» Exercise description: Tell me how many lines hold "TOTALE", please, using only the number.

» Record list:
<<<<

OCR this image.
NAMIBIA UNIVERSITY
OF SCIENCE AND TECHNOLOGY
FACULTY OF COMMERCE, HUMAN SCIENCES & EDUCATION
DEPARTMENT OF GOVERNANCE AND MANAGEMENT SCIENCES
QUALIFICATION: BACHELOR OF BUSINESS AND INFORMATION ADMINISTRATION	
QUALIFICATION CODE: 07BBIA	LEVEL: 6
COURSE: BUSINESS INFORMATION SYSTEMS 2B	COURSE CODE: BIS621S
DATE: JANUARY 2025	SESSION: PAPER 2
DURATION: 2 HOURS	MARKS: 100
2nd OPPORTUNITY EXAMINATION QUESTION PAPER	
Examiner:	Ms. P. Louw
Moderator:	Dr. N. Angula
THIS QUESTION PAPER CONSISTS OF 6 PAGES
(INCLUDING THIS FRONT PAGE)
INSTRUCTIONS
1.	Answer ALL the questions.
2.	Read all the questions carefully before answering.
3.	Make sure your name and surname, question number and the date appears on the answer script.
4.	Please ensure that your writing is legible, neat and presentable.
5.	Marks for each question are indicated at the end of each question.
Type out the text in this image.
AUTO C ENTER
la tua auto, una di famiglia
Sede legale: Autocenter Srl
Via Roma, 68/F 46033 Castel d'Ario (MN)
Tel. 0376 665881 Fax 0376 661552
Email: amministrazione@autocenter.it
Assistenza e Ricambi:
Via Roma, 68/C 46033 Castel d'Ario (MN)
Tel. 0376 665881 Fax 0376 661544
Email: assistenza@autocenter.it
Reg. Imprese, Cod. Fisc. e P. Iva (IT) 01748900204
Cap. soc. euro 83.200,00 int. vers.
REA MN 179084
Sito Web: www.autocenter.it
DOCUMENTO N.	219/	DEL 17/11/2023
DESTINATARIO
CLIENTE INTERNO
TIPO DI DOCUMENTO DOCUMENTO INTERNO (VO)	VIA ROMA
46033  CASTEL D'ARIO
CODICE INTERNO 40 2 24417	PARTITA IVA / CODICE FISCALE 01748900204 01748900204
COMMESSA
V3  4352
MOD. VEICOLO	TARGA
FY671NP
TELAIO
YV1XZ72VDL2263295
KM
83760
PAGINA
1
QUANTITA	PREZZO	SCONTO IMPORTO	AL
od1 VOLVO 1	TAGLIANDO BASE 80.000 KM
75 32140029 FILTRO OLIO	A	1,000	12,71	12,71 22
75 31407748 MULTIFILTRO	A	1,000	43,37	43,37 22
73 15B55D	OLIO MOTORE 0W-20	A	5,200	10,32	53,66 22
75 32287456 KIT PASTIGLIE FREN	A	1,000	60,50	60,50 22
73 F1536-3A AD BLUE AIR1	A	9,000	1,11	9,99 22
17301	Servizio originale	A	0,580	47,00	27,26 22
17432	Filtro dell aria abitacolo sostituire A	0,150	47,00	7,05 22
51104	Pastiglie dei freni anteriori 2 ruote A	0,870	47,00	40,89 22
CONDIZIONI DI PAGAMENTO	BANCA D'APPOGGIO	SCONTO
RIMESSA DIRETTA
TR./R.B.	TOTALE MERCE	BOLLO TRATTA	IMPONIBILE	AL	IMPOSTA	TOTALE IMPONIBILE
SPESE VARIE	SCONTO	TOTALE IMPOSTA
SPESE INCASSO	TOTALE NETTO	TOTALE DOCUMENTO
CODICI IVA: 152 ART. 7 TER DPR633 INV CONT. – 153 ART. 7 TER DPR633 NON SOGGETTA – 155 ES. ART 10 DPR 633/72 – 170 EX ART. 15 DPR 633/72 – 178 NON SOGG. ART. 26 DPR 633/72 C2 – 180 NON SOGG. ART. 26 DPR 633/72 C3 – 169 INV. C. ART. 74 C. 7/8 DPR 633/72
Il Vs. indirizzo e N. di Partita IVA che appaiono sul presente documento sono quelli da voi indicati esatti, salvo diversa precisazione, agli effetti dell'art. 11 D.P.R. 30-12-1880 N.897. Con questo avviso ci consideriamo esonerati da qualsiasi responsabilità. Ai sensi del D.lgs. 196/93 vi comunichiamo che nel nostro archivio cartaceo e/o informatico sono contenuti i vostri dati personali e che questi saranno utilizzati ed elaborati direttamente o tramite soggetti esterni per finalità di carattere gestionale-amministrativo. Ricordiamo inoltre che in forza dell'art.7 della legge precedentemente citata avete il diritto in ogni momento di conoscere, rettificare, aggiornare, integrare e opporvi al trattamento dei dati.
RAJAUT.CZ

>>>>
<<<<

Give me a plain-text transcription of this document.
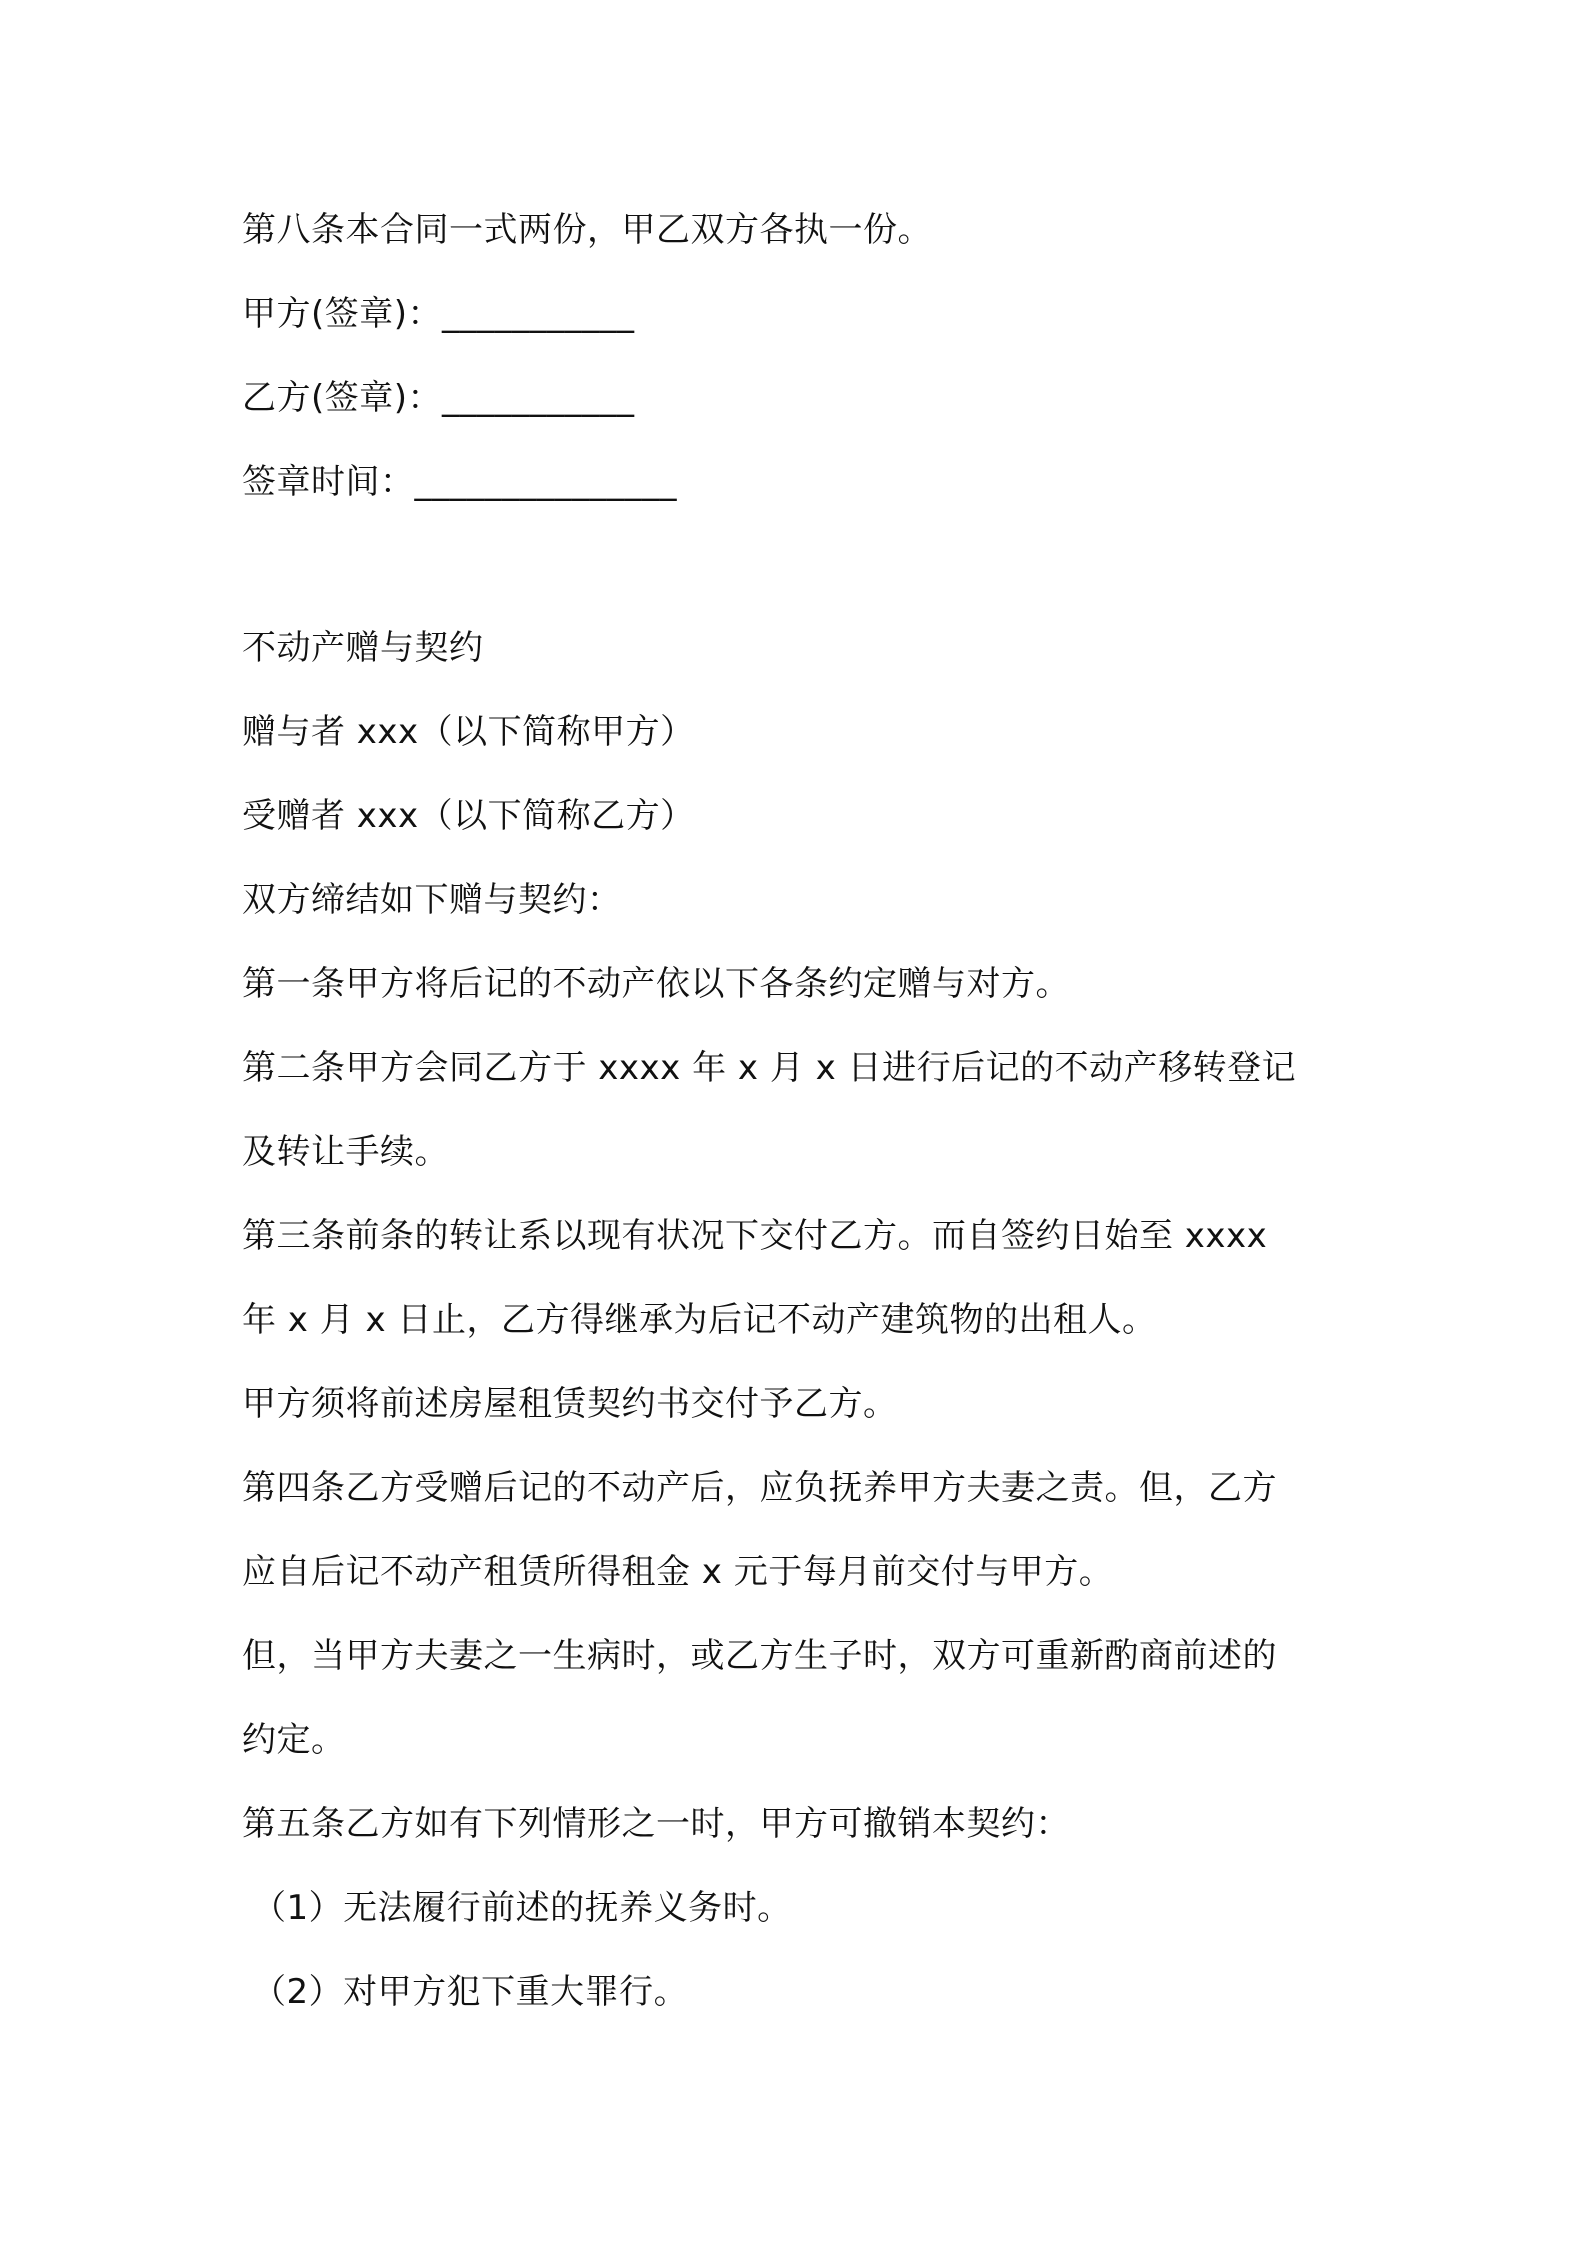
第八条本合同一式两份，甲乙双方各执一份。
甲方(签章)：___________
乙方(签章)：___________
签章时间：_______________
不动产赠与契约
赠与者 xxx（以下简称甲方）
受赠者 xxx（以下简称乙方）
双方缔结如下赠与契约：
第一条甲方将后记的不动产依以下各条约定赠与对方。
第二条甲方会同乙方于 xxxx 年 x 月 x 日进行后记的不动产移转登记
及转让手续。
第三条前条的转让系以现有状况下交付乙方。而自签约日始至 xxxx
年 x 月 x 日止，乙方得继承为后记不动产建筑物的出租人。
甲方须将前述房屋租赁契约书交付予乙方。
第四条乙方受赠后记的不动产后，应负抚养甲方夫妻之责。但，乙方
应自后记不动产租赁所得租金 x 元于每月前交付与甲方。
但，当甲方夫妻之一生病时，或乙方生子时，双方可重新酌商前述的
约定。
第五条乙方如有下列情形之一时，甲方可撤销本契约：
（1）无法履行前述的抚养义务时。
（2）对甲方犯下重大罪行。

>>>>

» Result of this task: 3